=== Task input ===

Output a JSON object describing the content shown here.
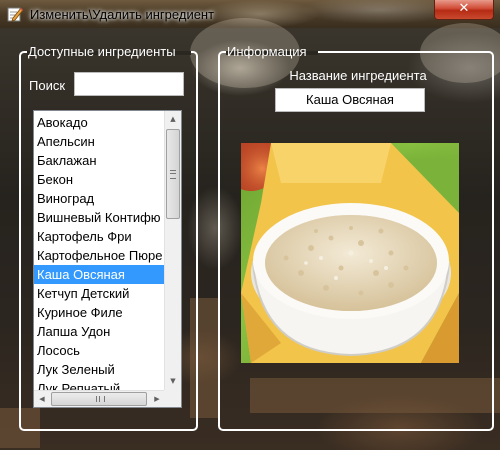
{
  "window": {
    "title": "Изменить\\Удалить ингредиент",
    "close_symbol": "✕",
    "icon": "pencil-icon"
  },
  "left_panel": {
    "group_title": "Доступные ингредиенты",
    "search_label": "Поиск",
    "search_value": "",
    "ingredients": [
      "Авокадо",
      "Апельсин",
      "Баклажан",
      "Бекон",
      "Виноград",
      "Вишневый Контифю",
      "Картофель Фри",
      "Картофельное Пюре",
      "Каша Овсяная",
      "Кетчуп Детский",
      "Куриное Филе",
      "Лапша Удон",
      "Лосось",
      "Лук Зеленый",
      "Лук Репчатый"
    ],
    "selected_index": 8
  },
  "right_panel": {
    "group_title": "Информация",
    "name_label": "Название ингредиента",
    "name_value": "Каша Овсяная",
    "image": "oatmeal-bowl-photo"
  },
  "colors": {
    "selection": "#3399ff",
    "group_border": "#ffffff",
    "close_button": "#c94a2e"
  }
}
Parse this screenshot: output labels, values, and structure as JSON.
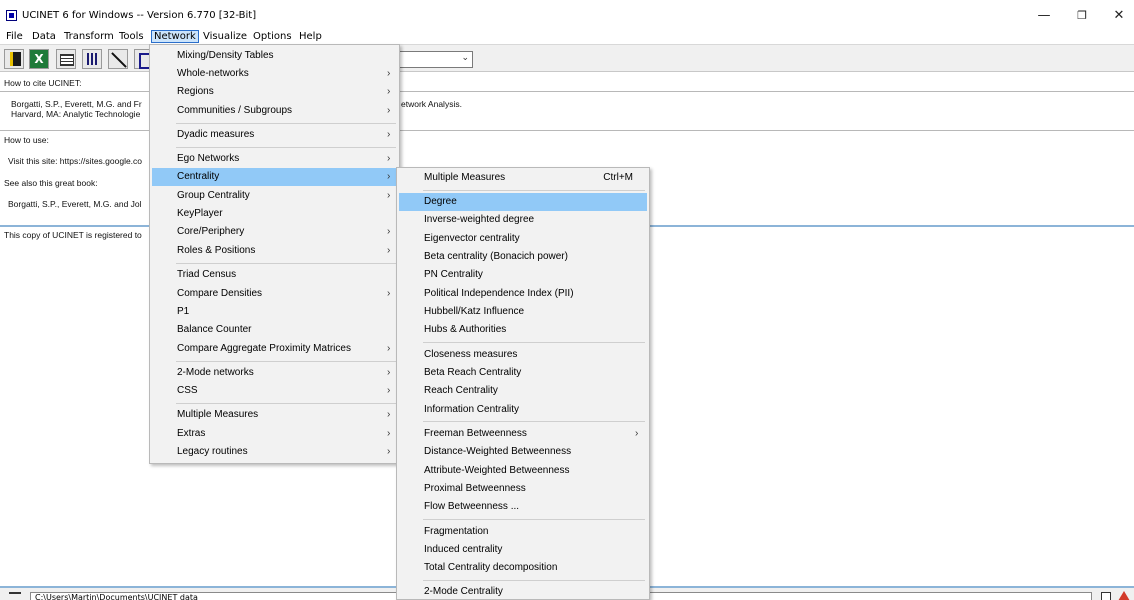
{
  "window": {
    "title": "UCINET 6 for Windows -- Version 6.770 [32-Bit]",
    "minimize_glyph": "—",
    "maximize_glyph": "❐",
    "close_glyph": "✕"
  },
  "menubar": {
    "items": [
      "File",
      "Data",
      "Transform",
      "Tools",
      "Network",
      "Visualize",
      "Options",
      "Help"
    ],
    "active": "Network"
  },
  "toolbar": {
    "icons": [
      "open-icon",
      "excel-icon",
      "matrix-editor-icon",
      "spreadsheet-icon",
      "draw-line-icon",
      "netdraw-icon"
    ]
  },
  "content": {
    "cite_heading": "How to cite UCINET:",
    "cite_line1_left": "Borgatti, S.P., Everett, M.G. and Fr",
    "cite_line1_right": "etwork Analysis.",
    "cite_line2": "Harvard, MA: Analytic Technologie",
    "use_heading": "How to use:",
    "visit_line": "Visit this site: https://sites.google.co",
    "book_heading": "See also this great book:",
    "book_line": "Borgatti, S.P., Everett, M.G. and Jol",
    "registered_line": "This copy of UCINET is registered to"
  },
  "statusbar": {
    "path": "C:\\Users\\Martin\\Documents\\UCINET data"
  },
  "network_menu": {
    "items": [
      {
        "label": "Mixing/Density Tables",
        "submenu": false
      },
      {
        "label": "Whole-networks",
        "submenu": true
      },
      {
        "label": "Regions",
        "submenu": true
      },
      {
        "label": "Communities / Subgroups",
        "submenu": true
      },
      {
        "label": "Dyadic measures",
        "submenu": true
      },
      {
        "label": "Ego Networks",
        "submenu": true
      },
      {
        "label": "Centrality",
        "submenu": true,
        "highlighted": true
      },
      {
        "label": "Group Centrality",
        "submenu": true
      },
      {
        "label": "KeyPlayer",
        "submenu": false
      },
      {
        "label": "Core/Periphery",
        "submenu": true
      },
      {
        "label": "Roles & Positions",
        "submenu": true
      },
      {
        "label": "Triad Census",
        "submenu": false
      },
      {
        "label": "Compare Densities",
        "submenu": true
      },
      {
        "label": "P1",
        "submenu": false
      },
      {
        "label": "Balance Counter",
        "submenu": false
      },
      {
        "label": "Compare Aggregate Proximity Matrices",
        "submenu": true
      },
      {
        "label": "2-Mode networks",
        "submenu": true
      },
      {
        "label": "CSS",
        "submenu": true
      },
      {
        "label": "Multiple Measures",
        "submenu": true
      },
      {
        "label": "Extras",
        "submenu": true
      },
      {
        "label": "Legacy routines",
        "submenu": true
      }
    ]
  },
  "centrality_menu": {
    "items": [
      {
        "label": "Multiple Measures",
        "shortcut": "Ctrl+M",
        "submenu": false
      },
      {
        "label": "Degree",
        "submenu": false,
        "highlighted": true
      },
      {
        "label": "Inverse-weighted degree",
        "submenu": false
      },
      {
        "label": "Eigenvector centrality",
        "submenu": false
      },
      {
        "label": "Beta centrality (Bonacich power)",
        "submenu": false
      },
      {
        "label": "PN Centrality",
        "submenu": false
      },
      {
        "label": "Political Independence Index (PII)",
        "submenu": false
      },
      {
        "label": "Hubbell/Katz Influence",
        "submenu": false
      },
      {
        "label": "Hubs & Authorities",
        "submenu": false
      },
      {
        "label": "Closeness measures",
        "submenu": false
      },
      {
        "label": "Beta Reach Centrality",
        "submenu": false
      },
      {
        "label": "Reach Centrality",
        "submenu": false
      },
      {
        "label": "Information Centrality",
        "submenu": false
      },
      {
        "label": "Freeman Betweenness",
        "submenu": true
      },
      {
        "label": "Distance-Weighted Betweenness",
        "submenu": false
      },
      {
        "label": "Attribute-Weighted Betweenness",
        "submenu": false
      },
      {
        "label": "Proximal Betweenness",
        "submenu": false
      },
      {
        "label": "Flow Betweenness ...",
        "submenu": false
      },
      {
        "label": "Fragmentation",
        "submenu": false
      },
      {
        "label": "Induced centrality",
        "submenu": false
      },
      {
        "label": "Total Centrality decomposition",
        "submenu": false
      },
      {
        "label": "2-Mode Centrality",
        "submenu": false
      }
    ]
  },
  "arrow_glyph": "›",
  "combo_caret": "⌄"
}
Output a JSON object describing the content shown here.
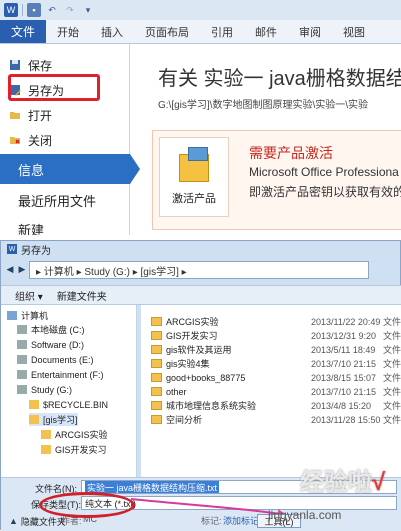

===

Check each line above for the word "Каша" and copy the ones that have it.

* The output *
      "Каша Овсяная",
    "name_value": "Каша Овсяная",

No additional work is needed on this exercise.